____ Listing
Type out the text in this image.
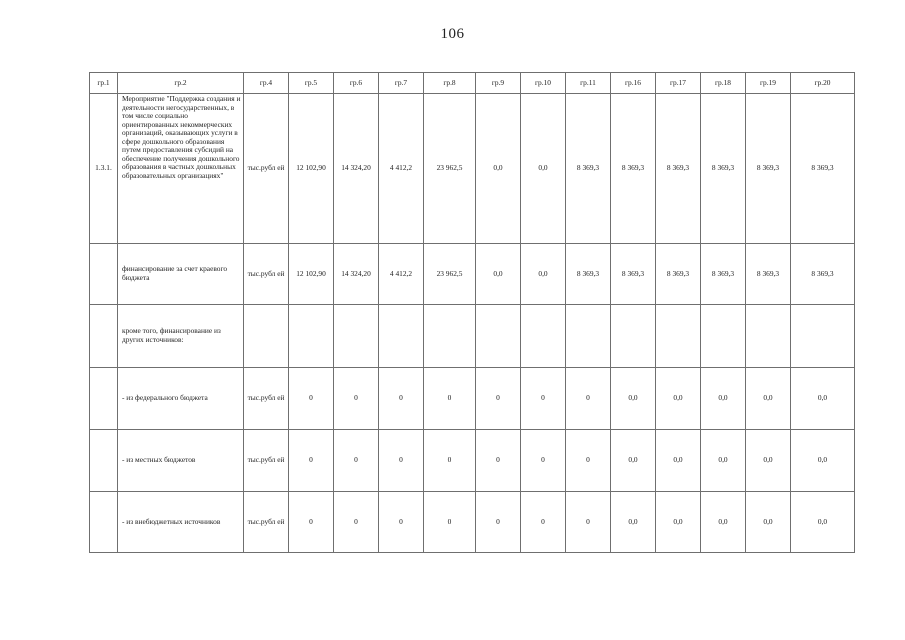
106
гр.1	гр.2	гр.4	гр.5	гр.6	гр.7	гр.8	гр.9	гр.10	гр.11	гр.16	гр.17	гр.18	гр.19	гр.20
1.3.1.	Мероприятие "Поддержка создания и деятельности негосударственных, в том числе социально ориентированных некоммерческих организаций, оказывающих услуги в сфере дошкольного образования путем предоставления субсидий на обеспечение получения дошкольного образования в частных дошкольных образовательных организациях"	тыс.рубл ей	12 102,90	14 324,20	4 412,2	23 962,5	0,0	0,0	8 369,3	8 369,3	8 369,3	8 369,3	8 369,3	8 369,3
	финансирование за счет краевого бюджета	тыс.рубл ей	12 102,90	14 324,20	4 412,2	23 962,5	0,0	0,0	8 369,3	8 369,3	8 369,3	8 369,3	8 369,3	8 369,3
	кроме того, финансирование из других источников:													
	- из федерального бюджета	тыс.рубл ей	0	0	0	0	0	0	0	0,0	0,0	0,0	0,0	0,0
	- из местных бюджетов	тыс.рубл ей	0	0	0	0	0	0	0	0,0	0,0	0,0	0,0	0,0
	- из внебюджетных источников	тыс.рубл ей	0	0	0	0	0	0	0	0,0	0,0	0,0	0,0	0,0
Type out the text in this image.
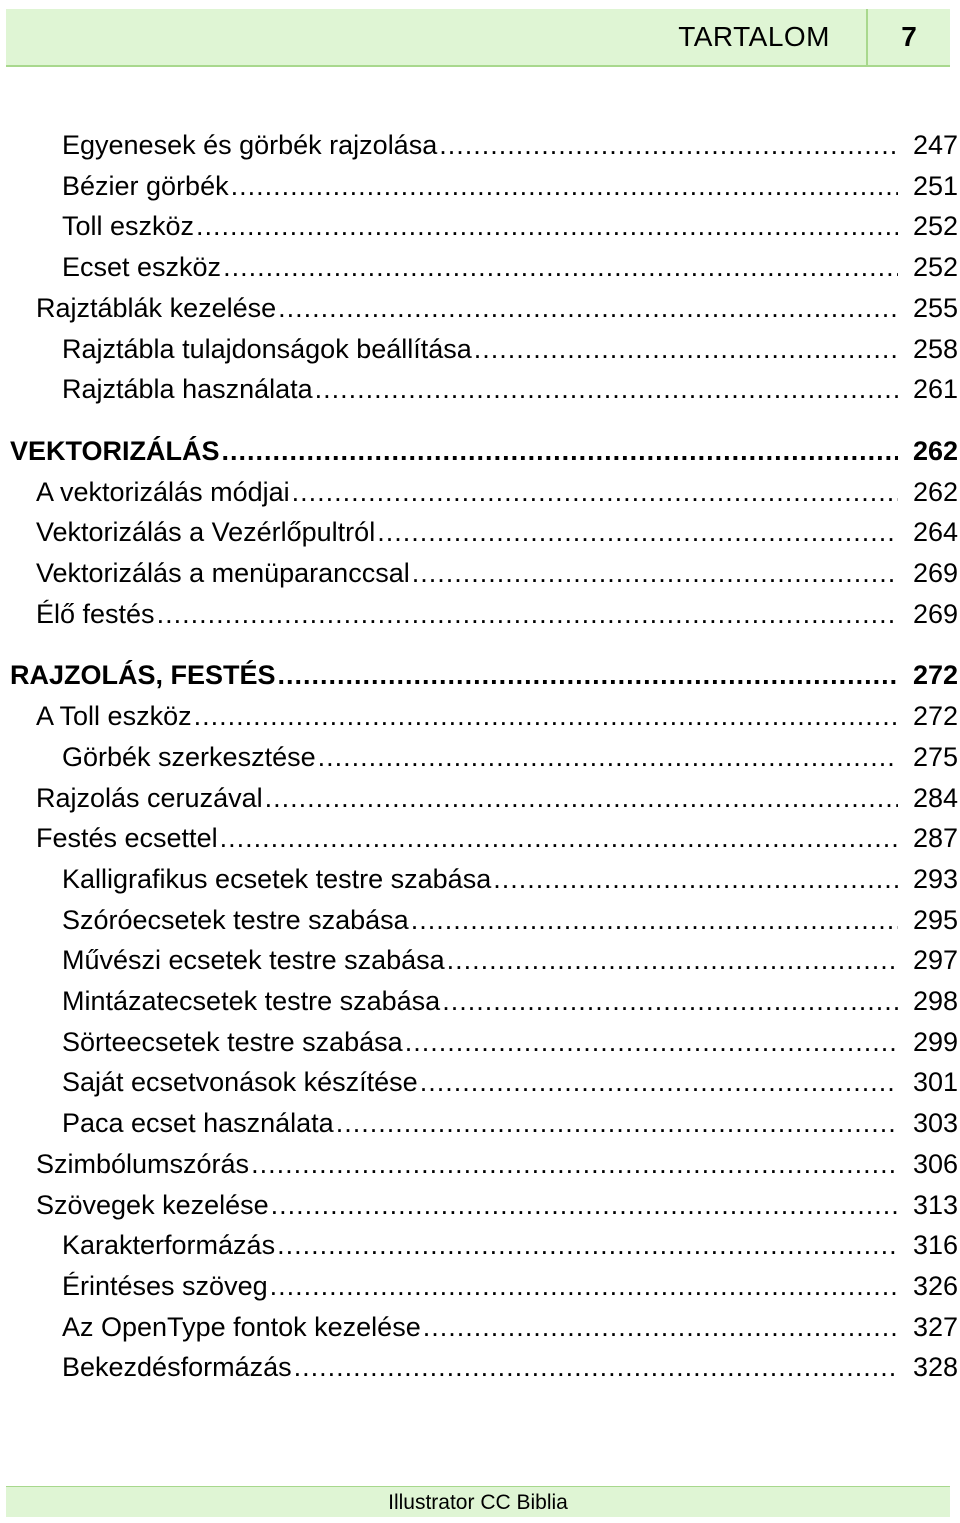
TARTALOM	7
Egyenesek és görbék rajzolása .....	247
Bézier görbék .....	251
Toll eszköz .....	252
Ecset eszköz .....	252
Rajztáblák kezelése .....	255
Rajztábla tulajdonságok beállítása .....	258
Rajztábla használata .....	261
VEKTORIZÁLÁS .....	262
A vektorizálás módjai .....	262
Vektorizálás a Vezérlőpultról .....	264
Vektorizálás a menüparanccsal .....	269
Élő festés .....	269
RAJZOLÁS, FESTÉS .....	272
A Toll eszköz .....	272
Görbék szerkesztése .....	275
Rajzolás ceruzával .....	284
Festés ecsettel .....	287
Kalligrafikus ecsetek testre szabása .....	293
Szóróecsetek testre szabása .....	295
Művészi ecsetek testre szabása .....	297
Mintázatecsetek testre szabása .....	298
Sörteecsetek testre szabása .....	299
Saját ecsetvonások készítése .....	301
Paca ecset használata .....	303
Szimbólumszórás .....	306
Szövegek kezelése .....	313
Karakterformázás .....	316
Érintéses szöveg .....	326
Az OpenType fontok kezelése .....	327
Bekezdésformázás .....	328
Illustrator CC Biblia
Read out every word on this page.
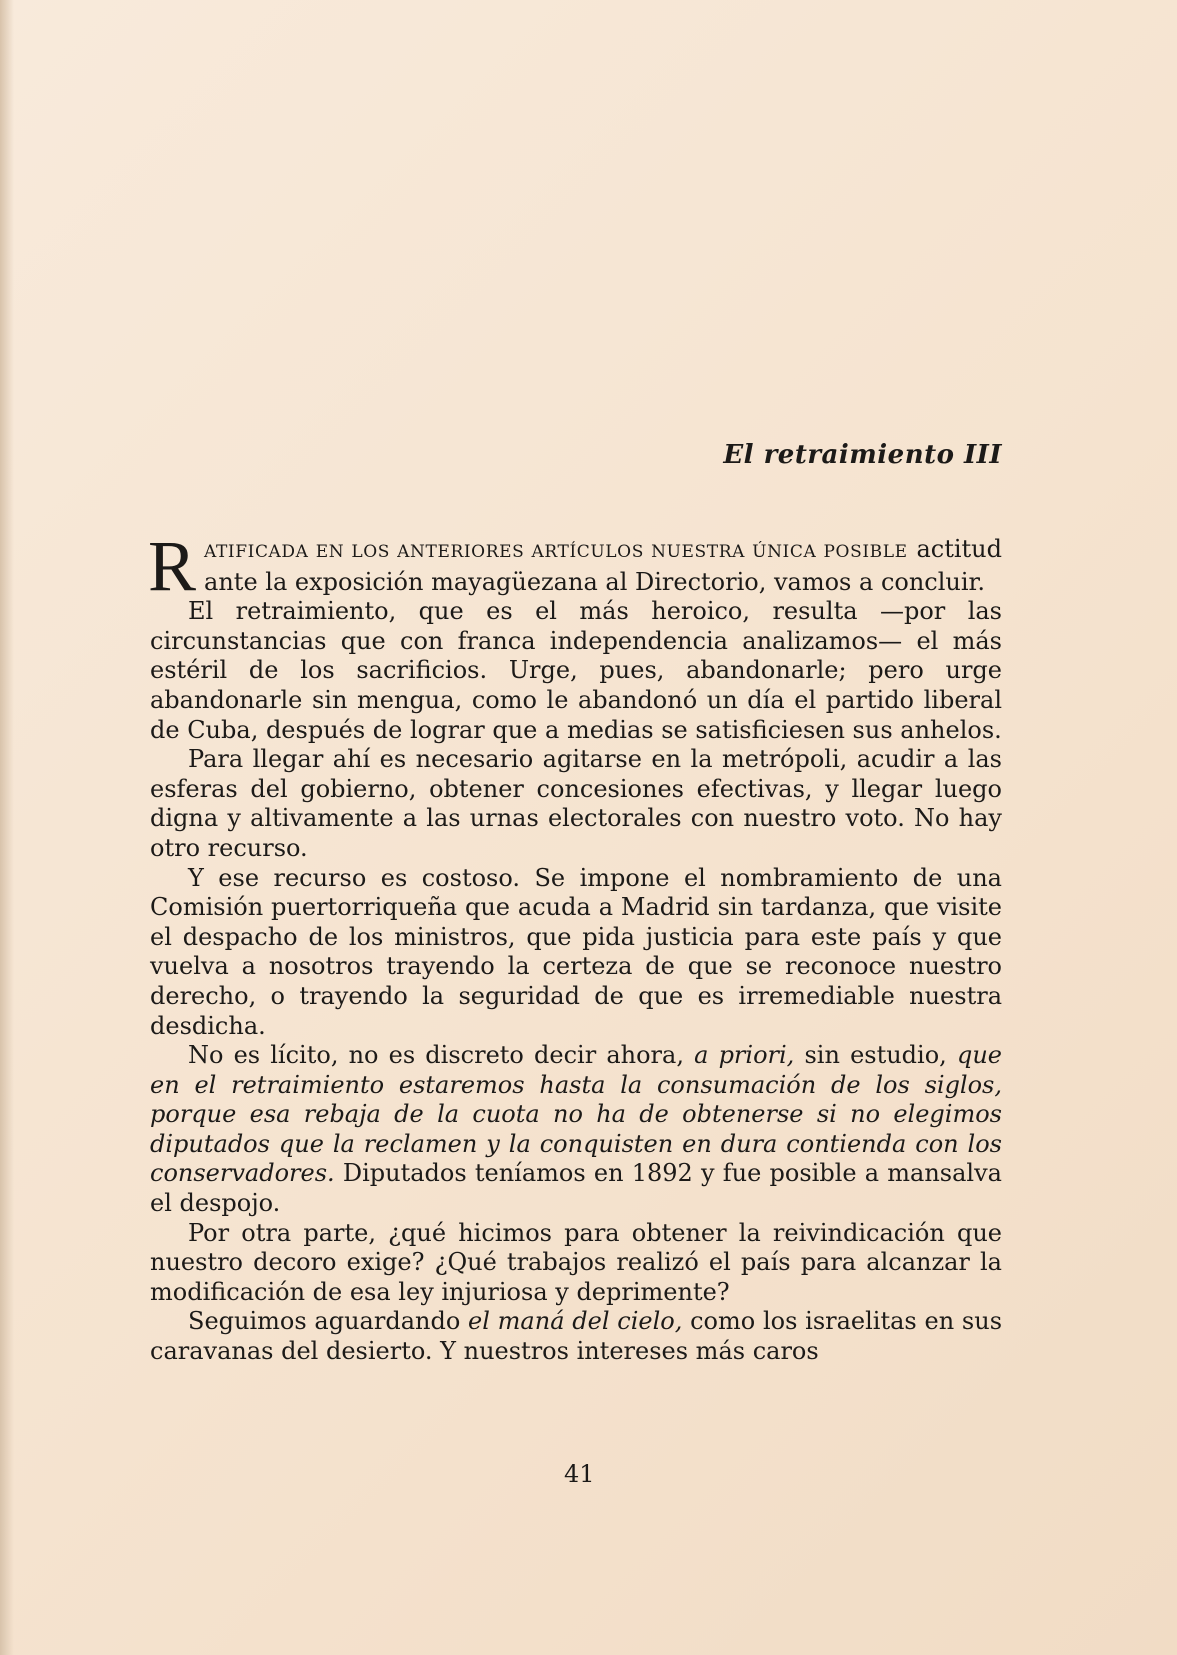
El retraimiento III

RATIFICADA EN LOS ANTERIORES ARTÍCULOS NUESTRA ÚNICA POSIBLE actitud ante la exposición mayagüezana al Directorio, vamos a concluir.

El retraimiento, que es el más heroico, resulta —por las circunstancias que con franca independencia analizamos— el más estéril de los sacrificios. Urge, pues, abandonarle; pero urge abandonarle sin mengua, como le abandonó un día el partido liberal de Cuba, después de lograr que a medias se satisficiesen sus anhelos.

Para llegar ahí es necesario agitarse en la metrópoli, acudir a las esferas del gobierno, obtener concesiones efectivas, y llegar luego digna y altivamente a las urnas electorales con nuestro voto. No hay otro recurso.

Y ese recurso es costoso. Se impone el nombramiento de una Comisión puertorriqueña que acuda a Madrid sin tardanza, que visite el despacho de los ministros, que pida justicia para este país y que vuelva a nosotros trayendo la certeza de que se reconoce nuestro derecho, o trayendo la seguridad de que es irremediable nuestra desdicha.

No es lícito, no es discreto decir ahora, a priori, sin estudio, que en el retraimiento estaremos hasta la consumación de los siglos, porque esa rebaja de la cuota no ha de obtenerse si no elegimos diputados que la reclamen y la conquisten en dura contienda con los conservadores. Diputados teníamos en 1892 y fue posible a mansalva el despojo.

Por otra parte, ¿qué hicimos para obtener la reivindicación que nuestro decoro exige? ¿Qué trabajos realizó el país para alcanzar la modificación de esa ley injuriosa y deprimente?

Seguimos aguardando el maná del cielo, como los israelitas en sus caravanas del desierto. Y nuestros intereses más caros

41
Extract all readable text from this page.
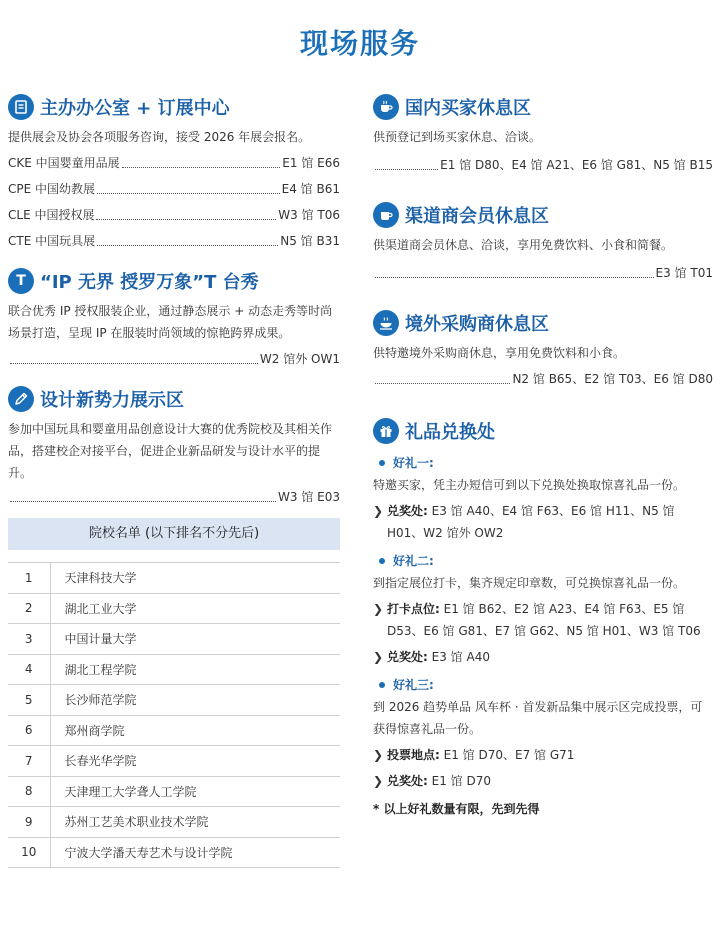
现场服务
主办办公室 + 订展中心
提供展会及协会各项服务咨询，接受 2026 年展会报名。
CKE 中国婴童用品展	E1 馆 E66
CPE 中国幼教展	E4 馆 B61
CLE 中国授权展	W3 馆 T06
CTE 中国玩具展	N5 馆 B31
T “IP 无界 授罗万象”T 台秀
联合优秀 IP 授权服装企业，通过静态展示 + 动态走秀等时尚场景打造，呈现 IP 在服装时尚领域的惊艳跨界成果。
W2 馆外 OW1
设计新势力展示区
参加中国玩具和婴童用品创意设计大赛的优秀院校及其相关作品，搭建校企对接平台，促进企业新品研发与设计水平的提升。
W3 馆 E03
院校名单 (以下排名不分先后)
1	天津科技大学
2	湖北工业大学
3	中国计量大学
4	湖北工程学院
5	长沙师范学院
6	郑州商学院
7	长春光华学院
8	天津理工大学聋人工学院
9	苏州工艺美术职业技术学院
10	宁波大学潘天寿艺术与设计学院
国内买家休息区
供预登记到场买家休息、洽谈。
E1 馆 D80、E4 馆 A21、E6 馆 G81、N5 馆 B15
渠道商会员休息区
供渠道商会员休息、洽谈，享用免费饮料、小食和简餐。
E3 馆 T01
境外采购商休息区
供特邀境外采购商休息，享用免费饮料和小食。
N2 馆 B65、E2 馆 T03、E6 馆 D80
礼品兑换处
好礼一:
特邀买家，凭主办短信可到以下兑换处换取惊喜礼品一份。
❯ 兑奖处: E3 馆 A40、E4 馆 F63、E6 馆 H11、N5 馆 H01、W2 馆外 OW2
好礼二:
到指定展位打卡，集齐规定印章数，可兑换惊喜礼品一份。
❯ 打卡点位: E1 馆 B62、E2 馆 A23、E4 馆 F63、E5 馆 D53、E6 馆 G81、E7 馆 G62、N5 馆 H01、W3 馆 T06
❯ 兑奖处: E3 馆 A40
好礼三:
到 2026 趋势单品 风车杯 · 首发新品集中展示区完成投票，可获得惊喜礼品一份。
❯ 投票地点: E1 馆 D70、E7 馆 G71
❯ 兑奖处: E1 馆 D70
* 以上好礼数量有限，先到先得
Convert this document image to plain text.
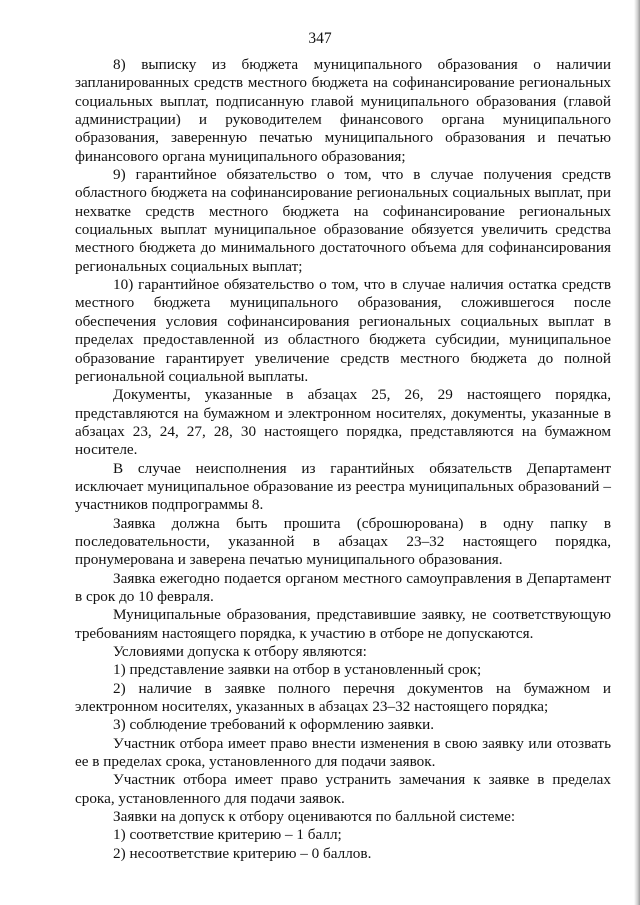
347

8) выписку из бюджета муниципального образования о наличии запланированных средств местного бюджета на софинансирование региональных социальных выплат, подписанную главой муниципального образования (главой администрации) и руководителем финансового органа муниципального образования, заверенную печатью муниципального образования и печатью финансового органа муниципального образования;

9) гарантийное обязательство о том, что в случае получения средств областного бюджета на софинансирование региональных социальных выплат, при нехватке средств местного бюджета на софинансирование региональных социальных выплат муниципальное образование обязуется увеличить средства местного бюджета до минимального достаточного объема для софинансирования региональных социальных выплат;

10) гарантийное обязательство о том, что в случае наличия остатка средств местного бюджета муниципального образования, сложившегося после обеспечения условия софинансирования региональных социальных выплат в пределах предоставленной из областного бюджета субсидии, муниципальное образование гарантирует увеличение средств местного бюджета до полной региональной социальной выплаты.

Документы, указанные в абзацах 25, 26, 29 настоящего порядка, представляются на бумажном и электронном носителях, документы, указанные в абзацах 23, 24, 27, 28, 30 настоящего порядка, представляются на бумажном носителе.

В случае неисполнения из гарантийных обязательств Департамент исключает муниципальное образование из реестра муниципальных образований – участников подпрограммы 8.

Заявка должна быть прошита (сброшюрована) в одну папку в последовательности, указанной в абзацах 23–32 настоящего порядка, пронумерована и заверена печатью муниципального образования.

Заявка ежегодно подается органом местного самоуправления в Департамент в срок до 10 февраля.

Муниципальные образования, представившие заявку, не соответствующую требованиям настоящего порядка, к участию в отборе не допускаются.

Условиями допуска к отбору являются:

1) представление заявки на отбор в установленный срок;

2) наличие в заявке полного перечня документов на бумажном и электронном носителях, указанных в абзацах 23–32 настоящего порядка;

3) соблюдение требований к оформлению заявки.

Участник отбора имеет право внести изменения в свою заявку или отозвать ее в пределах срока, установленного для подачи заявок.

Участник отбора имеет право устранить замечания к заявке в пределах срока, установленного для подачи заявок.

Заявки на допуск к отбору оцениваются по балльной системе:

1) соответствие критерию – 1 балл;

2) несоответствие критерию – 0 баллов.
________
*Exercise description*
Give the count of lines containing "eszköz", with no added text.

*Output*
3